• _What you will do_:
Select from the records below every line that has the word "Gıda" in it.

• _Input material_:

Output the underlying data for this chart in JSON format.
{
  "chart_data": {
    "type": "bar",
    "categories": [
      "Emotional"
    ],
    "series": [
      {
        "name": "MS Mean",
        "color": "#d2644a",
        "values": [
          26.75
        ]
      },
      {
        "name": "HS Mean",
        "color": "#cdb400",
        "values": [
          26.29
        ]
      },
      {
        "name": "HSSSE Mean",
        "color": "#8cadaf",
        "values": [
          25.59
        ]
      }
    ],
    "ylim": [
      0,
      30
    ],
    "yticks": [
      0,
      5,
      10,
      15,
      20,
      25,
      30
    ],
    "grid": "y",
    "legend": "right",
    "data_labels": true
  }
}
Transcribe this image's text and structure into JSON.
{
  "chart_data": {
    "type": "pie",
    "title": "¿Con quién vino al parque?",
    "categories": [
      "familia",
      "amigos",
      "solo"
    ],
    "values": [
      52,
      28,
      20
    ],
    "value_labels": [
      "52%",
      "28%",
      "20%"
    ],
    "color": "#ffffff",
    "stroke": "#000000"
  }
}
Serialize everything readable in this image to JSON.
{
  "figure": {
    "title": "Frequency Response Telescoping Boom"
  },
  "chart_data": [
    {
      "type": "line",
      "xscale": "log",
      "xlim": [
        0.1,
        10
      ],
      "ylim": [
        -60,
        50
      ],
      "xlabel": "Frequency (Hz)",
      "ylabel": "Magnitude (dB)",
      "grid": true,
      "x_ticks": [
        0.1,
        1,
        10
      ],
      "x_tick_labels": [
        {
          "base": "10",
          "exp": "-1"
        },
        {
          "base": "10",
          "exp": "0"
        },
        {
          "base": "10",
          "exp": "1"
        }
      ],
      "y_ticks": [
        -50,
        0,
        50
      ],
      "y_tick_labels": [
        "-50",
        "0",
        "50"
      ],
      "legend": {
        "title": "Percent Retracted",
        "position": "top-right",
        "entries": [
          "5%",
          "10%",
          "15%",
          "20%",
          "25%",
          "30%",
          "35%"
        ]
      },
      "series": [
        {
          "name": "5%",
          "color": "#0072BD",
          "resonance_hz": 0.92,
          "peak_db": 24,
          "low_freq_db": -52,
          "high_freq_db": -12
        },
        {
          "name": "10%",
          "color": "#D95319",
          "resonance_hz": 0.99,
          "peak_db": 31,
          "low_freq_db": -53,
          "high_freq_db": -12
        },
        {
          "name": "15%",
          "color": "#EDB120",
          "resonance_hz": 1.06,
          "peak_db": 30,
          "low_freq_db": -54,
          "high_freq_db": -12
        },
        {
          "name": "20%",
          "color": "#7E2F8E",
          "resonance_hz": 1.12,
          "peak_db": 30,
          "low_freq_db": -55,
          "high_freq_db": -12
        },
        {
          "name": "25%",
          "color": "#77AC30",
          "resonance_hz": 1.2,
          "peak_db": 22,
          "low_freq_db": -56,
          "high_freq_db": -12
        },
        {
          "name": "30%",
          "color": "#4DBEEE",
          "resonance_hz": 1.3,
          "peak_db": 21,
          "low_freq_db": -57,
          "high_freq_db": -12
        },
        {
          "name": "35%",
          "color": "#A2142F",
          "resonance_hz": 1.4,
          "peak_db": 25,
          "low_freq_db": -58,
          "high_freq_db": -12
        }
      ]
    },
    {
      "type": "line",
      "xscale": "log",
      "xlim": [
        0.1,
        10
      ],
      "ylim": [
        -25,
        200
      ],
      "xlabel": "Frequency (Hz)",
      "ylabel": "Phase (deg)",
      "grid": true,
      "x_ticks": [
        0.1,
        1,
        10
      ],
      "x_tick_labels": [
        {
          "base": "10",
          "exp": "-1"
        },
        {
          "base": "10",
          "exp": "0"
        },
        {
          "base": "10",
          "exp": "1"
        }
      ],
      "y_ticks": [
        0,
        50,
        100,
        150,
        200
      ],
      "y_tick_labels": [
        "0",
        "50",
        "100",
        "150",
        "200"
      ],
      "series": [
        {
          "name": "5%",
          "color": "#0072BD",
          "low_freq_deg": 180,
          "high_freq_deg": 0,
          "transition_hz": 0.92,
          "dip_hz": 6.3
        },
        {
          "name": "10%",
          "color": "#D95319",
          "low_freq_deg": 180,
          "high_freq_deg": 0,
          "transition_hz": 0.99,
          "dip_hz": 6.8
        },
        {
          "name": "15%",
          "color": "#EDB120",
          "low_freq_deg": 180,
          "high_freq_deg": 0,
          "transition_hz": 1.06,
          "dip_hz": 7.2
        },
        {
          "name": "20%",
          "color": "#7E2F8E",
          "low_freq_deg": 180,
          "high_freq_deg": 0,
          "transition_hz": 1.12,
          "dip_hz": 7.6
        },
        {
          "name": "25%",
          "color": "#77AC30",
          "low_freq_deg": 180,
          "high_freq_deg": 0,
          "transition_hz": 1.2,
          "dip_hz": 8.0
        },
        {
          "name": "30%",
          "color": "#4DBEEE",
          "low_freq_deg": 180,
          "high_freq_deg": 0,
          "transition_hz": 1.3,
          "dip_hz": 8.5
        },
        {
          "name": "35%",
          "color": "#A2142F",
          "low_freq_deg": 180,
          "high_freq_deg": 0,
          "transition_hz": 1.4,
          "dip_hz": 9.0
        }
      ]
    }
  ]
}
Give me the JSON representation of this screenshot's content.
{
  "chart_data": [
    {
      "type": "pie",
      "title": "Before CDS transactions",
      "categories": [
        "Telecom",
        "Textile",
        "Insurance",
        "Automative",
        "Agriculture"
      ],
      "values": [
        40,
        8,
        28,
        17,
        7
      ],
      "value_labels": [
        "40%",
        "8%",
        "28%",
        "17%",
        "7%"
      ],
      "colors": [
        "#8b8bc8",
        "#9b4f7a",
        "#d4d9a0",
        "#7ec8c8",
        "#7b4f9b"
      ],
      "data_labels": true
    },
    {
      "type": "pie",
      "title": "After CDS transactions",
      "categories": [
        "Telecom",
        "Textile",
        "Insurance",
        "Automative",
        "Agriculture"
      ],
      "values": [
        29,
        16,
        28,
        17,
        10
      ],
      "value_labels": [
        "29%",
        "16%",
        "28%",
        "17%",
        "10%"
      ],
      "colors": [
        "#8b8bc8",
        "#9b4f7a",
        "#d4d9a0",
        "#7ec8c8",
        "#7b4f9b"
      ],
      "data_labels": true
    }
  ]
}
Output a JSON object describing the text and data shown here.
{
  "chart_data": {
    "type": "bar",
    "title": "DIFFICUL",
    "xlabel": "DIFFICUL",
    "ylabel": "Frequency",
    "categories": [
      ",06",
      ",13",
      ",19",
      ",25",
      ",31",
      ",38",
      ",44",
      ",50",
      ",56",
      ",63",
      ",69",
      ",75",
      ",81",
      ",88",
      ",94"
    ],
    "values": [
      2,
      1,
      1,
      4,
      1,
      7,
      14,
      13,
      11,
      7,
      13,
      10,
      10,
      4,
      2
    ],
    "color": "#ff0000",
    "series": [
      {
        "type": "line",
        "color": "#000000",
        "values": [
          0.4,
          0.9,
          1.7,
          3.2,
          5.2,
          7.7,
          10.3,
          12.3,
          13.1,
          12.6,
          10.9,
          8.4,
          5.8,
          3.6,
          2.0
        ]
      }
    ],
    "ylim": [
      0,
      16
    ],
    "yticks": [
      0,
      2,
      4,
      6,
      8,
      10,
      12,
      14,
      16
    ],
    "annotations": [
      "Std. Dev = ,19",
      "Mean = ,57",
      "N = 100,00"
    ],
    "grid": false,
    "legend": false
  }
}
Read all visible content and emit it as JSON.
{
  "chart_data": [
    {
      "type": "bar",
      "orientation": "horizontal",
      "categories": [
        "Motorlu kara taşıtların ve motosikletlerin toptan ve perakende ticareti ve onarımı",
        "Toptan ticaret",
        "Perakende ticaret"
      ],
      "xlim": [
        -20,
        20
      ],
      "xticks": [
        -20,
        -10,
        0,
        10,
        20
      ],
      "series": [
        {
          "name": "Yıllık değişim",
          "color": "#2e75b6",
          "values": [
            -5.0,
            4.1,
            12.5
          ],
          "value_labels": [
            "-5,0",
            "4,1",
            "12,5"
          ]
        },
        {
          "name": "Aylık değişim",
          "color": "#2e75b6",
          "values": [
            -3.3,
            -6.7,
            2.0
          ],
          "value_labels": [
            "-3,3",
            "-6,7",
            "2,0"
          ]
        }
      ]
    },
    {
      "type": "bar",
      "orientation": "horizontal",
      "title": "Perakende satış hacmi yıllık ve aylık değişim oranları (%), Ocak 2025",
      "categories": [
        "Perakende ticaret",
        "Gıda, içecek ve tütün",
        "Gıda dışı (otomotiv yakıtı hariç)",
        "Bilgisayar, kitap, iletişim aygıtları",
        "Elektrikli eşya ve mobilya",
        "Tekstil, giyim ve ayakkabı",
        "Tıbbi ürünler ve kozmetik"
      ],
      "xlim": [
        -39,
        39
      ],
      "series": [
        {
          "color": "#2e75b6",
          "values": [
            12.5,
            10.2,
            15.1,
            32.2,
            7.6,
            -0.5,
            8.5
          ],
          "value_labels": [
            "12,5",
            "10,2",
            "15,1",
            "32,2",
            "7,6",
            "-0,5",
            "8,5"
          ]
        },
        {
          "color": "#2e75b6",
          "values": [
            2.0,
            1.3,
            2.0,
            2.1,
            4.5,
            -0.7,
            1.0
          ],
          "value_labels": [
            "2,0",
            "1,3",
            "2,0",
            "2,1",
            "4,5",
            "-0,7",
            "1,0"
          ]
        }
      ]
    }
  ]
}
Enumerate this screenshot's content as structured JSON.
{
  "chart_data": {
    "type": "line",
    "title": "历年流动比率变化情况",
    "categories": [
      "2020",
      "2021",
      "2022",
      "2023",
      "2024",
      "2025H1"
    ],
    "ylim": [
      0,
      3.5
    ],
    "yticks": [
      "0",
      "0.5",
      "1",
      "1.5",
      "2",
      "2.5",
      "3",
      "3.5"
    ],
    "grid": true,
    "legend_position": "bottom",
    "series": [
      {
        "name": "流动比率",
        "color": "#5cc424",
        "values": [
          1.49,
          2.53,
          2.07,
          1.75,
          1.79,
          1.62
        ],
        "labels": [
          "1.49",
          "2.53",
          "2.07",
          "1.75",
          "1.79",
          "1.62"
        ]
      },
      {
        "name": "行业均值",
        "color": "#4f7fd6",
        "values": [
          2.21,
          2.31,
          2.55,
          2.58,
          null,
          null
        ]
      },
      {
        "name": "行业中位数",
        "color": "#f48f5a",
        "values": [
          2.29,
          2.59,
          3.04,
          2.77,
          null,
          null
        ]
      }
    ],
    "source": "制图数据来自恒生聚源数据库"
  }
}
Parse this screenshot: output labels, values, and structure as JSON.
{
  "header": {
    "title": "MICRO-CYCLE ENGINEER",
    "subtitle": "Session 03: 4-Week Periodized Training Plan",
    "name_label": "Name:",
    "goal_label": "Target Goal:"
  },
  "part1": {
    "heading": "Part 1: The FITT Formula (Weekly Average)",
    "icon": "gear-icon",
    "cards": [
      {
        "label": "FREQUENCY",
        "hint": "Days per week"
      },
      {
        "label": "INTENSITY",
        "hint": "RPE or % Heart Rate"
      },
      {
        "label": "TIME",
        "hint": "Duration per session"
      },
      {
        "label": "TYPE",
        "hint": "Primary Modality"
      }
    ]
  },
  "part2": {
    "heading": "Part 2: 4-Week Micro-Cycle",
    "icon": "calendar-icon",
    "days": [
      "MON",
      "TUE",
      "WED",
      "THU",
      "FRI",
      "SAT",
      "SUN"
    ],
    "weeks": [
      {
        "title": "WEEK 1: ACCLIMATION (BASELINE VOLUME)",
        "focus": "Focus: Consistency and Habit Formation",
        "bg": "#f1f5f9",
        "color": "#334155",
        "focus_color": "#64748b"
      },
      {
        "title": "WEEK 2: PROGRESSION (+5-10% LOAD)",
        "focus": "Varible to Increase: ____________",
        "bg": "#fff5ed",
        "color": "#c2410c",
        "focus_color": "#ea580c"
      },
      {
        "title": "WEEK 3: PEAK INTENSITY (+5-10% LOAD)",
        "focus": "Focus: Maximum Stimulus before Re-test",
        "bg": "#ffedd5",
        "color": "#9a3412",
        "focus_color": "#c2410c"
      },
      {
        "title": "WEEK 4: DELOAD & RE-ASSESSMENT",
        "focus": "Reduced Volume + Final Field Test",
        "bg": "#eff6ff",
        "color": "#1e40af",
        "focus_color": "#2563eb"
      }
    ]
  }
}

• _Worked solution_:
        "Gıda, içecek ve tütün",
        "Gıda dışı (otomotiv yakıtı hariç)",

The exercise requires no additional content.